Task brief - Please transcribe the data below exactly. Leave the pictures out.

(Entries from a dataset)
◇ ◇ ◇

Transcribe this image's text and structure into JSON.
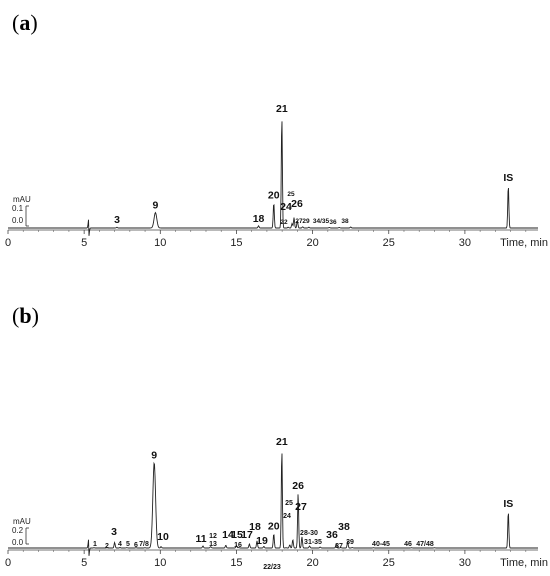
{
  "chart_data": [
    {
      "type": "line",
      "panel_label": "a",
      "xlabel": "Time, min",
      "xlim": [
        0,
        34.8
      ],
      "x_ticks": [
        0,
        5,
        10,
        15,
        20,
        25,
        30
      ],
      "scale_bar": {
        "unit": "mAU",
        "ticks": [
          "0.1",
          "0.0"
        ],
        "range": [
          0,
          0.1
        ]
      },
      "peaks": [
        {
          "label": "3",
          "rt": 7.15,
          "height": 0.004
        },
        {
          "label": "9",
          "rt": 9.68,
          "height": 0.077
        },
        {
          "label": "18",
          "rt": 16.45,
          "height": 0.011
        },
        {
          "label": "20",
          "rt": 17.45,
          "height": 0.127
        },
        {
          "label": "21",
          "rt": 17.98,
          "height": 0.56
        },
        {
          "label": "22",
          "rt": 18.4,
          "height": 0.004
        },
        {
          "label": "24",
          "rt": 18.65,
          "height": 0.022
        },
        {
          "label": "25",
          "rt": 18.78,
          "height": 0.052
        },
        {
          "label": "26",
          "rt": 19.0,
          "height": 0.038
        },
        {
          "label": "27",
          "rt": 19.35,
          "height": 0.006
        },
        {
          "label": "29",
          "rt": 19.75,
          "height": 0.004
        },
        {
          "label": "34/35",
          "rt": 21.1,
          "height": 0.003
        },
        {
          "label": "36",
          "rt": 21.75,
          "height": 0.003
        },
        {
          "label": "38",
          "rt": 22.5,
          "height": 0.005
        },
        {
          "label": "IS",
          "rt": 32.85,
          "height": 0.214
        }
      ]
    },
    {
      "type": "line",
      "panel_label": "b",
      "xlabel": "Time, min",
      "xlim": [
        0,
        34.8
      ],
      "x_ticks": [
        0,
        5,
        10,
        15,
        20,
        25,
        30
      ],
      "scale_bar": {
        "unit": "mAU",
        "ticks": [
          "0.2",
          "0.0"
        ],
        "range": [
          0,
          0.2
        ]
      },
      "peaks": [
        {
          "label": "1",
          "rt": 5.65,
          "height": 0.004
        },
        {
          "label": "2",
          "rt": 6.5,
          "height": 0.004
        },
        {
          "label": "3",
          "rt": 7.0,
          "height": 0.07
        },
        {
          "label": "4",
          "rt": 7.35,
          "height": 0.006
        },
        {
          "label": "5",
          "rt": 7.8,
          "height": 0.004
        },
        {
          "label": "6",
          "rt": 8.4,
          "height": 0.004
        },
        {
          "label": "7/8",
          "rt": 9.0,
          "height": 0.004
        },
        {
          "label": "9",
          "rt": 9.6,
          "height": 1.07
        },
        {
          "label": "10",
          "rt": 10.05,
          "height": 0.017
        },
        {
          "label": "11",
          "rt": 12.8,
          "height": 0.025
        },
        {
          "label": "12",
          "rt": 13.3,
          "height": 0.015
        },
        {
          "label": "13",
          "rt": 13.35,
          "height": 0.004
        },
        {
          "label": "14",
          "rt": 14.3,
          "height": 0.034
        },
        {
          "label": "15",
          "rt": 15.0,
          "height": 0.03
        },
        {
          "label": "16",
          "rt": 15.15,
          "height": 0.006
        },
        {
          "label": "17",
          "rt": 15.85,
          "height": 0.05
        },
        {
          "label": "18",
          "rt": 16.35,
          "height": 0.09
        },
        {
          "label": "19",
          "rt": 16.8,
          "height": 0.02
        },
        {
          "label": "20",
          "rt": 17.45,
          "height": 0.18
        },
        {
          "label": "21",
          "rt": 17.98,
          "height": 1.24
        },
        {
          "label": "22/23",
          "rt": 18.25,
          "height": 0.004
        },
        {
          "label": "24",
          "rt": 18.5,
          "height": 0.04
        },
        {
          "label": "25",
          "rt": 18.7,
          "height": 0.105
        },
        {
          "label": "26",
          "rt": 19.05,
          "height": 0.69
        },
        {
          "label": "27",
          "rt": 19.3,
          "height": 0.14
        },
        {
          "label": "28-30",
          "rt": 19.8,
          "height": 0.025
        },
        {
          "label": "31-35",
          "rt": 20.5,
          "height": 0.012
        },
        {
          "label": "36",
          "rt": 21.55,
          "height": 0.05
        },
        {
          "label": "37",
          "rt": 21.85,
          "height": 0.006
        },
        {
          "label": "38",
          "rt": 22.3,
          "height": 0.078
        },
        {
          "label": "39",
          "rt": 22.6,
          "height": 0.006
        },
        {
          "label": "40-45",
          "rt": 24.0,
          "height": 0.004
        },
        {
          "label": "46",
          "rt": 26.5,
          "height": 0.004
        },
        {
          "label": "47/48",
          "rt": 28.0,
          "height": 0.004
        },
        {
          "label": "IS",
          "rt": 32.85,
          "height": 0.46
        }
      ]
    }
  ]
}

◇ ◇ ◇

Reply -
Transcribe this image's text and structure into JSON.
{
  "chart_data": [
    {
      "type": "line",
      "panel_label": "a",
      "xlabel": "Time, min",
      "xlim": [
        0,
        34.8
      ],
      "x_ticks": [
        0,
        5,
        10,
        15,
        20,
        25,
        30
      ],
      "scale_bar": {
        "unit": "mAU",
        "ticks": [
          "0.1",
          "0.0"
        ],
        "range": [
          0,
          0.1
        ]
      },
      "peaks": [
        {
          "label": "3",
          "rt": 7.15,
          "height": 0.004
        },
        {
          "label": "9",
          "rt": 9.68,
          "height": 0.077
        },
        {
          "label": "18",
          "rt": 16.45,
          "height": 0.011
        },
        {
          "label": "20",
          "rt": 17.45,
          "height": 0.127
        },
        {
          "label": "21",
          "rt": 17.98,
          "height": 0.56
        },
        {
          "label": "22",
          "rt": 18.4,
          "height": 0.004
        },
        {
          "label": "24",
          "rt": 18.65,
          "height": 0.022
        },
        {
          "label": "25",
          "rt": 18.78,
          "height": 0.052
        },
        {
          "label": "26",
          "rt": 19.0,
          "height": 0.038
        },
        {
          "label": "27",
          "rt": 19.35,
          "height": 0.006
        },
        {
          "label": "29",
          "rt": 19.75,
          "height": 0.004
        },
        {
          "label": "34/35",
          "rt": 21.1,
          "height": 0.003
        },
        {
          "label": "36",
          "rt": 21.75,
          "height": 0.003
        },
        {
          "label": "38",
          "rt": 22.5,
          "height": 0.005
        },
        {
          "label": "IS",
          "rt": 32.85,
          "height": 0.214
        }
      ]
    },
    {
      "type": "line",
      "panel_label": "b",
      "xlabel": "Time, min",
      "xlim": [
        0,
        34.8
      ],
      "x_ticks": [
        0,
        5,
        10,
        15,
        20,
        25,
        30
      ],
      "scale_bar": {
        "unit": "mAU",
        "ticks": [
          "0.2",
          "0.0"
        ],
        "range": [
          0,
          0.2
        ]
      },
      "peaks": [
        {
          "label": "1",
          "rt": 5.65,
          "height": 0.004
        },
        {
          "label": "2",
          "rt": 6.5,
          "height": 0.004
        },
        {
          "label": "3",
          "rt": 7.0,
          "height": 0.07
        },
        {
          "label": "4",
          "rt": 7.35,
          "height": 0.006
        },
        {
          "label": "5",
          "rt": 7.8,
          "height": 0.004
        },
        {
          "label": "6",
          "rt": 8.4,
          "height": 0.004
        },
        {
          "label": "7/8",
          "rt": 9.0,
          "height": 0.004
        },
        {
          "label": "9",
          "rt": 9.6,
          "height": 1.07
        },
        {
          "label": "10",
          "rt": 10.05,
          "height": 0.017
        },
        {
          "label": "11",
          "rt": 12.8,
          "height": 0.025
        },
        {
          "label": "12",
          "rt": 13.3,
          "height": 0.015
        },
        {
          "label": "13",
          "rt": 13.35,
          "height": 0.004
        },
        {
          "label": "14",
          "rt": 14.3,
          "height": 0.034
        },
        {
          "label": "15",
          "rt": 15.0,
          "height": 0.03
        },
        {
          "label": "16",
          "rt": 15.15,
          "height": 0.006
        },
        {
          "label": "17",
          "rt": 15.85,
          "height": 0.05
        },
        {
          "label": "18",
          "rt": 16.35,
          "height": 0.09
        },
        {
          "label": "19",
          "rt": 16.8,
          "height": 0.02
        },
        {
          "label": "20",
          "rt": 17.45,
          "height": 0.18
        },
        {
          "label": "21",
          "rt": 17.98,
          "height": 1.24
        },
        {
          "label": "22/23",
          "rt": 18.25,
          "height": 0.004
        },
        {
          "label": "24",
          "rt": 18.5,
          "height": 0.04
        },
        {
          "label": "25",
          "rt": 18.7,
          "height": 0.105
        },
        {
          "label": "26",
          "rt": 19.05,
          "height": 0.69
        },
        {
          "label": "27",
          "rt": 19.3,
          "height": 0.14
        },
        {
          "label": "28-30",
          "rt": 19.8,
          "height": 0.025
        },
        {
          "label": "31-35",
          "rt": 20.5,
          "height": 0.012
        },
        {
          "label": "36",
          "rt": 21.55,
          "height": 0.05
        },
        {
          "label": "37",
          "rt": 21.85,
          "height": 0.006
        },
        {
          "label": "38",
          "rt": 22.3,
          "height": 0.078
        },
        {
          "label": "39",
          "rt": 22.6,
          "height": 0.006
        },
        {
          "label": "40-45",
          "rt": 24.0,
          "height": 0.004
        },
        {
          "label": "46",
          "rt": 26.5,
          "height": 0.004
        },
        {
          "label": "47/48",
          "rt": 28.0,
          "height": 0.004
        },
        {
          "label": "IS",
          "rt": 32.85,
          "height": 0.46
        }
      ]
    }
  ]
}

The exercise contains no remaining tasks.